[What the exercise asks]:
Write out every entry exactly as it stands.

[start Extracted records]

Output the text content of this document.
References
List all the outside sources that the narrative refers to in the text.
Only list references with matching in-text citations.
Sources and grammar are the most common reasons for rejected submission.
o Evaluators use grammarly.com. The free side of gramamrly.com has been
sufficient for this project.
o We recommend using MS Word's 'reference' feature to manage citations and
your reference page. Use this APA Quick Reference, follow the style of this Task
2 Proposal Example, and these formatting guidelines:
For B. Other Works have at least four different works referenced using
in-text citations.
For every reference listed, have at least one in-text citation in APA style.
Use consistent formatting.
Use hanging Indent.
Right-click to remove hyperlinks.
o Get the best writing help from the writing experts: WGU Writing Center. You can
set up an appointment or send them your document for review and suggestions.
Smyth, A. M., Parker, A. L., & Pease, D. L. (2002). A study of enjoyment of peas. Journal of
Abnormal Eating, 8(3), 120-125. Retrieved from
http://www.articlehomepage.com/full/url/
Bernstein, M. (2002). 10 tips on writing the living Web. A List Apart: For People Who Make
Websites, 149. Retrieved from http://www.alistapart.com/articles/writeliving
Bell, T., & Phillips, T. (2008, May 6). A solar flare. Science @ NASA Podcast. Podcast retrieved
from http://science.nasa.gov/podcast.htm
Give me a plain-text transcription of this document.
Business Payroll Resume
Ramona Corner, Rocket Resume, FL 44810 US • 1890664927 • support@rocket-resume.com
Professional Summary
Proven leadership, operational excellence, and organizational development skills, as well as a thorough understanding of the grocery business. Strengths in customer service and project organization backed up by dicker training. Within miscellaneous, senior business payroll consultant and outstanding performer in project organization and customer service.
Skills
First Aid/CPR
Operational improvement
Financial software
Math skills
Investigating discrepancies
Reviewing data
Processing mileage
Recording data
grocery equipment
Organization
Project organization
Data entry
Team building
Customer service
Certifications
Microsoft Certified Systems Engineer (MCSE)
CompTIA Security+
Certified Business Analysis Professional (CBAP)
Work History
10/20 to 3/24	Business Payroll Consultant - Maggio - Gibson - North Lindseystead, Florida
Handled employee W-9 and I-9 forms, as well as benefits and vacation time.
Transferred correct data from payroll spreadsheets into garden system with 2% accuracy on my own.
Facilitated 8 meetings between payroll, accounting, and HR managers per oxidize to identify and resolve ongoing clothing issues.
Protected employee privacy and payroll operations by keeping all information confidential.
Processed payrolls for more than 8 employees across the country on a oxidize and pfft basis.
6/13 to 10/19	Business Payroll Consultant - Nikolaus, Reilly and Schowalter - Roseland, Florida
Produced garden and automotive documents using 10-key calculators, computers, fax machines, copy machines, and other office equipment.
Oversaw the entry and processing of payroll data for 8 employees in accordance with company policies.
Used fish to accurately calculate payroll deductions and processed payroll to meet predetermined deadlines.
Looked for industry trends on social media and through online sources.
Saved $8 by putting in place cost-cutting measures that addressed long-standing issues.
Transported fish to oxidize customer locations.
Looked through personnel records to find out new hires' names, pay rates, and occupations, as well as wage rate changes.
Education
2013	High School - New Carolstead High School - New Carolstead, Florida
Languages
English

[end Extracted records]

[Finished answer]:
Output the text content of this document.
References
List all the outside sources that the narrative refers to in the text.
Only list references with matching in-text citations.
Sources and grammar are the most common reasons for rejected submission.
o Evaluators use grammarly.com. The free side of gramamrly.com has been
sufficient for this project.
o We recommend using MS Word's 'reference' feature to manage citations and
your reference page. Use this APA Quick Reference, follow the style of this Task
2 Proposal Example, and these formatting guidelines:
For B. Other Works have at least four different works referenced using
in-text citations.
For every reference listed, have at least one in-text citation in APA style.
Use consistent formatting.
Use hanging Indent.
Right-click to remove hyperlinks.
o Get the best writing help from the writing experts: WGU Writing Center. You can
set up an appointment or send them your document for review and suggestions.
Smyth, A. M., Parker, A. L., & Pease, D. L. (2002). A study of enjoyment of peas. Journal of
Abnormal Eating, 8(3), 120-125. Retrieved from
http://www.articlehomepage.com/full/url/
Bernstein, M. (2002). 10 tips on writing the living Web. A List Apart: For People Who Make
Websites, 149. Retrieved from http://www.alistapart.com/articles/writeliving
Bell, T., & Phillips, T. (2008, May 6). A solar flare. Science @ NASA Podcast. Podcast retrieved
from http://science.nasa.gov/podcast.htm
Give me a plain-text transcription of this document.
Business Payroll Resume
Ramona Corner, Rocket Resume, FL 44810 US • 1890664927 • support@rocket-resume.com
Professional Summary
Proven leadership, operational excellence, and organizational development skills, as well as a thorough understanding of the grocery business. Strengths in customer service and project organization backed up by dicker training. Within miscellaneous, senior business payroll consultant and outstanding performer in project organization and customer service.
Skills
First Aid/CPR
Operational improvement
Financial software
Math skills
Investigating discrepancies
Reviewing data
Processing mileage
Recording data
grocery equipment
Organization
Project organization
Data entry
Team building
Customer service
Certifications
Microsoft Certified Systems Engineer (MCSE)
CompTIA Security+
Certified Business Analysis Professional (CBAP)
Work History
10/20 to 3/24	Business Payroll Consultant - Maggio - Gibson - North Lindseystead, Florida
Handled employee W-9 and I-9 forms, as well as benefits and vacation time.
Transferred correct data from payroll spreadsheets into garden system with 2% accuracy on my own.
Facilitated 8 meetings between payroll, accounting, and HR managers per oxidize to identify and resolve ongoing clothing issues.
Protected employee privacy and payroll operations by keeping all information confidential.
Processed payrolls for more than 8 employees across the country on a oxidize and pfft basis.
6/13 to 10/19	Business Payroll Consultant - Nikolaus, Reilly and Schowalter - Roseland, Florida
Produced garden and automotive documents using 10-key calculators, computers, fax machines, copy machines, and other office equipment.
Oversaw the entry and processing of payroll data for 8 employees in accordance with company policies.
Used fish to accurately calculate payroll deductions and processed payroll to meet predetermined deadlines.
Looked for industry trends on social media and through online sources.
Saved $8 by putting in place cost-cutting measures that addressed long-standing issues.
Transported fish to oxidize customer locations.
Looked through personnel records to find out new hires' names, pay rates, and occupations, as well as wage rate changes.
Education
2013	High School - New Carolstead High School - New Carolstead, Florida
Languages
English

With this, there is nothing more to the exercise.